§ **What the exercise asks**: Check every line of the entries below for the word "South", and copy the ones that have it.

§ **Dataset rows**:
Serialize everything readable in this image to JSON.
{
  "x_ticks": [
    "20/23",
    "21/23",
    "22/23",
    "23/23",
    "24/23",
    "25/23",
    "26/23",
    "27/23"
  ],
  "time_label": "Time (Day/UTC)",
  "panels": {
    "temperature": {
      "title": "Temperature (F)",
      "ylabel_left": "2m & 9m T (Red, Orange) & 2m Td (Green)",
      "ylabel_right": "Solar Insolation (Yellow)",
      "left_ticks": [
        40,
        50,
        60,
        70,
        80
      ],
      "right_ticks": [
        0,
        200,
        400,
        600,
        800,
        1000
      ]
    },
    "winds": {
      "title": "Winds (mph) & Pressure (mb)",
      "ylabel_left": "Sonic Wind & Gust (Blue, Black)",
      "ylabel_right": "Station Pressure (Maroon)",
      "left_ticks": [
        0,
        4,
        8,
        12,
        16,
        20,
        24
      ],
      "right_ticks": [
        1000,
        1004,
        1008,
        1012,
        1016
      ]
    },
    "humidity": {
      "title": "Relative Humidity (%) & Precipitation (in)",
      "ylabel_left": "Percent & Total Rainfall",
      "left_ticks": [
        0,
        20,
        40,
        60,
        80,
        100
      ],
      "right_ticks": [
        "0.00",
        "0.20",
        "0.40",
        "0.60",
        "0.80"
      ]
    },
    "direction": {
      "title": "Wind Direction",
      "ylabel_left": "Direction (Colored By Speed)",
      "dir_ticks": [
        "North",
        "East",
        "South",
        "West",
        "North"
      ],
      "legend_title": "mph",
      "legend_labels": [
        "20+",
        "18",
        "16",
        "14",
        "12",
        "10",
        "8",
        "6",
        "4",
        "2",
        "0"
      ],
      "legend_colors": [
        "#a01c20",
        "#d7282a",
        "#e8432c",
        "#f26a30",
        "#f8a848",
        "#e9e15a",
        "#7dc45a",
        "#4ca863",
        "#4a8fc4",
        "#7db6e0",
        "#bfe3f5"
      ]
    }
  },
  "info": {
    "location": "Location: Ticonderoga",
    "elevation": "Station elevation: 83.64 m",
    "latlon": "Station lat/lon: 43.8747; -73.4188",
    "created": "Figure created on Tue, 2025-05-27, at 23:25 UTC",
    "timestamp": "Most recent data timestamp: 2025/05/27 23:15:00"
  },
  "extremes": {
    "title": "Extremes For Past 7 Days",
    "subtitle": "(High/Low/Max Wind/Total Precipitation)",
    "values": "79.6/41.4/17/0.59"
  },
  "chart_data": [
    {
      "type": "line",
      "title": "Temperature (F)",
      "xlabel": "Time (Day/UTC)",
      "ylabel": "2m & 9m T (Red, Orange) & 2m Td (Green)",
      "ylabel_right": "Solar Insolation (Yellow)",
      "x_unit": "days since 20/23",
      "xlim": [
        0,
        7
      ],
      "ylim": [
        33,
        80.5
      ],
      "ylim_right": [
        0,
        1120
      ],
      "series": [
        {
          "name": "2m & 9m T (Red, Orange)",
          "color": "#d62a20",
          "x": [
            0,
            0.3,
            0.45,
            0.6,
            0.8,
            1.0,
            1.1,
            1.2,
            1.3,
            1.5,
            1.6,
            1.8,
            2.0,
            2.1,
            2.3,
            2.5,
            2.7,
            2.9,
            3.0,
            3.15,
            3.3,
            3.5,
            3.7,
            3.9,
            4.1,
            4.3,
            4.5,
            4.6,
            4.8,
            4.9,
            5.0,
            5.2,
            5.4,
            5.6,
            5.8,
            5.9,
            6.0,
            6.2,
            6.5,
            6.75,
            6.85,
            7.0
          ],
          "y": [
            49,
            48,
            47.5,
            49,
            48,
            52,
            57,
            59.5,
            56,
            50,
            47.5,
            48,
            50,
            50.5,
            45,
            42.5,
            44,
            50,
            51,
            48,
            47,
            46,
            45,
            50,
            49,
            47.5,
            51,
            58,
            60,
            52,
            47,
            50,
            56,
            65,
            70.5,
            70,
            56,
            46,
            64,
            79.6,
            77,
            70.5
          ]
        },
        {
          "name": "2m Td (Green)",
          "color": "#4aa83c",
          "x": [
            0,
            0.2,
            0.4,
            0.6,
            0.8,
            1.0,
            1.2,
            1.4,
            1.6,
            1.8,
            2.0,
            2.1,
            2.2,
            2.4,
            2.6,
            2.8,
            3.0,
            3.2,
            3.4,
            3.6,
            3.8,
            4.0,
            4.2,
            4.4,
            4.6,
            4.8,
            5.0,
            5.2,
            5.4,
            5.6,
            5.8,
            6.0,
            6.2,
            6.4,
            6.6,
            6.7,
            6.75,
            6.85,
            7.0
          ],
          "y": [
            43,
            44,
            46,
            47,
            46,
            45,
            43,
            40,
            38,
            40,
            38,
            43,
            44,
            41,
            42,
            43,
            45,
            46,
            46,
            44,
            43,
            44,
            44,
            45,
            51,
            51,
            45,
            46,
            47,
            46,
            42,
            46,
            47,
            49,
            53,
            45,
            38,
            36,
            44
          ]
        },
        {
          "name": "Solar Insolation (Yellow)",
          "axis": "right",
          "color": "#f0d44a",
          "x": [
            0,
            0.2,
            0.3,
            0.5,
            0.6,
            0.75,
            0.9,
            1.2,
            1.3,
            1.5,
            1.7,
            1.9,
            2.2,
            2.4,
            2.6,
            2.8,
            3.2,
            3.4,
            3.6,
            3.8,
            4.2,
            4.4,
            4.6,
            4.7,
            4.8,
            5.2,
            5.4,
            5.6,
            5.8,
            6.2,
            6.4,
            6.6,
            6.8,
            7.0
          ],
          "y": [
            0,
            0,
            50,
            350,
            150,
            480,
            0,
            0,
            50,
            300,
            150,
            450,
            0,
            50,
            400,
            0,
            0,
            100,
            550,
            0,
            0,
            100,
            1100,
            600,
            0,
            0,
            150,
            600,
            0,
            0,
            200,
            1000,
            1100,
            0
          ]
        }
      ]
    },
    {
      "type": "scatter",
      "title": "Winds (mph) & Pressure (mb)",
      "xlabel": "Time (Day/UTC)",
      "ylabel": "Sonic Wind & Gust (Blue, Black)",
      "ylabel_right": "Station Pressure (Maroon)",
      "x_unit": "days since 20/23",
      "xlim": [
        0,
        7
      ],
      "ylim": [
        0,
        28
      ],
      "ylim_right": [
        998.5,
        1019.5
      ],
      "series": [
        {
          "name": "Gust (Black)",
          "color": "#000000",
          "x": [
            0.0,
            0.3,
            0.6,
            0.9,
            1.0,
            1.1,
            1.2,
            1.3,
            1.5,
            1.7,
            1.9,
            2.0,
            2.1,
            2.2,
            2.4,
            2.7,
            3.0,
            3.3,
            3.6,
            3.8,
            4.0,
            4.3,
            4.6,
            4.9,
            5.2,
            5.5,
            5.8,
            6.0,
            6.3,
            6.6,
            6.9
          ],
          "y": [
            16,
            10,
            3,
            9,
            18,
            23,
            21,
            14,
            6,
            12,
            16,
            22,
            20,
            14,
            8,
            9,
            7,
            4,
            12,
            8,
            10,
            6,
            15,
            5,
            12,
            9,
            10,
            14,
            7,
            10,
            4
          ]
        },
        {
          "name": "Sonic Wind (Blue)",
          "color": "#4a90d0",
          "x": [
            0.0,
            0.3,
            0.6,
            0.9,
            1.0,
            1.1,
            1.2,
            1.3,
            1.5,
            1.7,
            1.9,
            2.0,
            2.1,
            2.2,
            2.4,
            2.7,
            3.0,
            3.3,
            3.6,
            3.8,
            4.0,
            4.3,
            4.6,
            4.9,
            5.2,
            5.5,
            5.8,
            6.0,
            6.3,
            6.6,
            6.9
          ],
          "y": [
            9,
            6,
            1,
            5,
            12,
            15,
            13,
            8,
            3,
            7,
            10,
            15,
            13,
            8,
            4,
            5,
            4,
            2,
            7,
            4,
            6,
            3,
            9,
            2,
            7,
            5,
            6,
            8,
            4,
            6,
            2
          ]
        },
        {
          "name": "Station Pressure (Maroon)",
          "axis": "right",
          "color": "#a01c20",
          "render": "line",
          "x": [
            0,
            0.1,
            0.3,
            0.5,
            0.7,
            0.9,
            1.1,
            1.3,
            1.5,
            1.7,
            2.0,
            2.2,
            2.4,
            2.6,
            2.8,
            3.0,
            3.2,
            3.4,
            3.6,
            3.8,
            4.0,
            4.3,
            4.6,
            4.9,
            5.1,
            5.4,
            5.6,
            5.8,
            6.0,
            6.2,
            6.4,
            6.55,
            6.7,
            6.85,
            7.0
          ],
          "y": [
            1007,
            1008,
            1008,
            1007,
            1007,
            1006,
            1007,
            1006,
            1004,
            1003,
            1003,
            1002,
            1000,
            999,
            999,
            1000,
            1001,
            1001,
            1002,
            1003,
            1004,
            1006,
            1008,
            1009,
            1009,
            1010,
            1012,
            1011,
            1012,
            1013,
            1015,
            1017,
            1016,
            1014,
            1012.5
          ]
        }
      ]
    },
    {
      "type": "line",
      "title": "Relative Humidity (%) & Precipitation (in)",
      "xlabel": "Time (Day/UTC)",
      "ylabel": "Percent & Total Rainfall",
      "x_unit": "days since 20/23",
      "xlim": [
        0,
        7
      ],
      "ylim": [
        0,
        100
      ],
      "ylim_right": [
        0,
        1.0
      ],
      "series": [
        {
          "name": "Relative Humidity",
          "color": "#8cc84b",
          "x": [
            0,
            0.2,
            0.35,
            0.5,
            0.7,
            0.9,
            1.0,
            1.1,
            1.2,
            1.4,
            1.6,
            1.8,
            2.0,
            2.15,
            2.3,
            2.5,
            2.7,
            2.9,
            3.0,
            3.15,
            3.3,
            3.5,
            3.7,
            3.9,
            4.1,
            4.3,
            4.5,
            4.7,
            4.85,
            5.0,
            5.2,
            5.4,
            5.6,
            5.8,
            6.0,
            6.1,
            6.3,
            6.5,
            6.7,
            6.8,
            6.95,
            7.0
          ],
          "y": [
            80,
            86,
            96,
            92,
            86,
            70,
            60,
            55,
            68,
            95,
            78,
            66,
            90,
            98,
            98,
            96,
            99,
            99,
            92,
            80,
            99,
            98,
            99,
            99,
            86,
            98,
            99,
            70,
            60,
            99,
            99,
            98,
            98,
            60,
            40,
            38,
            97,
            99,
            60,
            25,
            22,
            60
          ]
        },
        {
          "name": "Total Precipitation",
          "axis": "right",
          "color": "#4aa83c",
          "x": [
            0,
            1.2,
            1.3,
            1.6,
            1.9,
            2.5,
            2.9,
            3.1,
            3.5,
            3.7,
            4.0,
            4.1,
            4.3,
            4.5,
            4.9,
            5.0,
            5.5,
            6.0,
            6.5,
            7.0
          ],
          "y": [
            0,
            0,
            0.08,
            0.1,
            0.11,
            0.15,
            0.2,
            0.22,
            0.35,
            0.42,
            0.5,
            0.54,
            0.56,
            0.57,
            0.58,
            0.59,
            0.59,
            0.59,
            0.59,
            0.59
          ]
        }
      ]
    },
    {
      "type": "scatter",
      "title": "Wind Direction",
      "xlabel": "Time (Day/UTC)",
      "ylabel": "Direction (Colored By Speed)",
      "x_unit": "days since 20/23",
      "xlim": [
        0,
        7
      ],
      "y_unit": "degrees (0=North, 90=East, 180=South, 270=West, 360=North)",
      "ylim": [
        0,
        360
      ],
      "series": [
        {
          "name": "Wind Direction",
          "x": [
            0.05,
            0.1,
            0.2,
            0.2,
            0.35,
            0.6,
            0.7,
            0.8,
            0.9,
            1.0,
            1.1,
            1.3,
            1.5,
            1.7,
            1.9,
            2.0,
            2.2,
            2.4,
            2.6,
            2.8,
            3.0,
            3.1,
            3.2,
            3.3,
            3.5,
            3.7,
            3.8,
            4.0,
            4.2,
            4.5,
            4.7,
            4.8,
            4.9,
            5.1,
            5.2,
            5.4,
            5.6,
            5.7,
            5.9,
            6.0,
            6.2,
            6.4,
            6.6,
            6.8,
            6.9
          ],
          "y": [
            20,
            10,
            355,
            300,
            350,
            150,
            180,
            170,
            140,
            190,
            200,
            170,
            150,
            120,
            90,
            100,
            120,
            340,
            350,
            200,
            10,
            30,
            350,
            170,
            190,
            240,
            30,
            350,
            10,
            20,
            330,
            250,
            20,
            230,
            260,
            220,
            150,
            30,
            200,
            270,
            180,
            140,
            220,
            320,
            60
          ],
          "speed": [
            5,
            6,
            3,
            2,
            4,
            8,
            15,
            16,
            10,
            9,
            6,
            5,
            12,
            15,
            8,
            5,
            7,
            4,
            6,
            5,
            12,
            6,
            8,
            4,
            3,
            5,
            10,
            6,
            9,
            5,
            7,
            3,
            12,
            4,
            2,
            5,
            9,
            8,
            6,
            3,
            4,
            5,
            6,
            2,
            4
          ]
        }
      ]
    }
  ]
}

§ **Correct result**:
        "South",
      "y_unit": "degrees (0=North, 90=East, 180=South, 270=West, 360=North)",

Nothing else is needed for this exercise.